Work to do >> Word for word, retype every entry in the listing.

Rows >>
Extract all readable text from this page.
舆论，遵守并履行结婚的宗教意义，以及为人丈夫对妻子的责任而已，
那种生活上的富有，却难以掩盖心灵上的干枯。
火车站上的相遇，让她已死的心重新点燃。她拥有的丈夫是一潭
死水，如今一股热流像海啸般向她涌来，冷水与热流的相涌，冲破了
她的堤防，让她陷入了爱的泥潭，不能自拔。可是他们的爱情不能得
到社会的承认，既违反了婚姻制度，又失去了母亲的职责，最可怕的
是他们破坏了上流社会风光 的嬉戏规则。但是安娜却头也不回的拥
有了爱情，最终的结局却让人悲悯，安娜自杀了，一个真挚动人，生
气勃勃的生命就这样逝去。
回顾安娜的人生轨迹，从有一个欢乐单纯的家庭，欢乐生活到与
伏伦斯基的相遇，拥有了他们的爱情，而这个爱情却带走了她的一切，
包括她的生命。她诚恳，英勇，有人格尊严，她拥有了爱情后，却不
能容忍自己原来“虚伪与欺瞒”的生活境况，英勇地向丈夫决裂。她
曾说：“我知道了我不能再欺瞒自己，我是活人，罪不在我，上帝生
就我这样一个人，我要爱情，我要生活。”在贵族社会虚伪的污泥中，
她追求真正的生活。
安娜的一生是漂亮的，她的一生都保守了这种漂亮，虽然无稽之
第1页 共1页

Exercise solution >>
Extract all readable text from this page.
舆论，遵守并履行结婚的宗教意义，以及为人丈夫对妻子的责任而已，
那种生活上的富有，却难以掩盖心灵上的干枯。
火车站上的相遇，让她已死的心重新点燃。她拥有的丈夫是一潭
死水，如今一股热流像海啸般向她涌来，冷水与热流的相涌，冲破了
她的堤防，让她陷入了爱的泥潭，不能自拔。可是他们的爱情不能得
到社会的承认，既违反了婚姻制度，又失去了母亲的职责，最可怕的
是他们破坏了上流社会风光 的嬉戏规则。但是安娜却头也不回的拥
有了爱情，最终的结局却让人悲悯，安娜自杀了，一个真挚动人，生
气勃勃的生命就这样逝去。
回顾安娜的人生轨迹，从有一个欢乐单纯的家庭，欢乐生活到与
伏伦斯基的相遇，拥有了他们的爱情，而这个爱情却带走了她的一切，
包括她的生命。她诚恳，英勇，有人格尊严，她拥有了爱情后，却不
能容忍自己原来“虚伪与欺瞒”的生活境况，英勇地向丈夫决裂。她
曾说：“我知道了我不能再欺瞒自己，我是活人，罪不在我，上帝生
就我这样一个人，我要爱情，我要生活。”在贵族社会虚伪的污泥中，
她追求真正的生活。
安娜的一生是漂亮的，她的一生都保守了这种漂亮，虽然无稽之
第1页 共1页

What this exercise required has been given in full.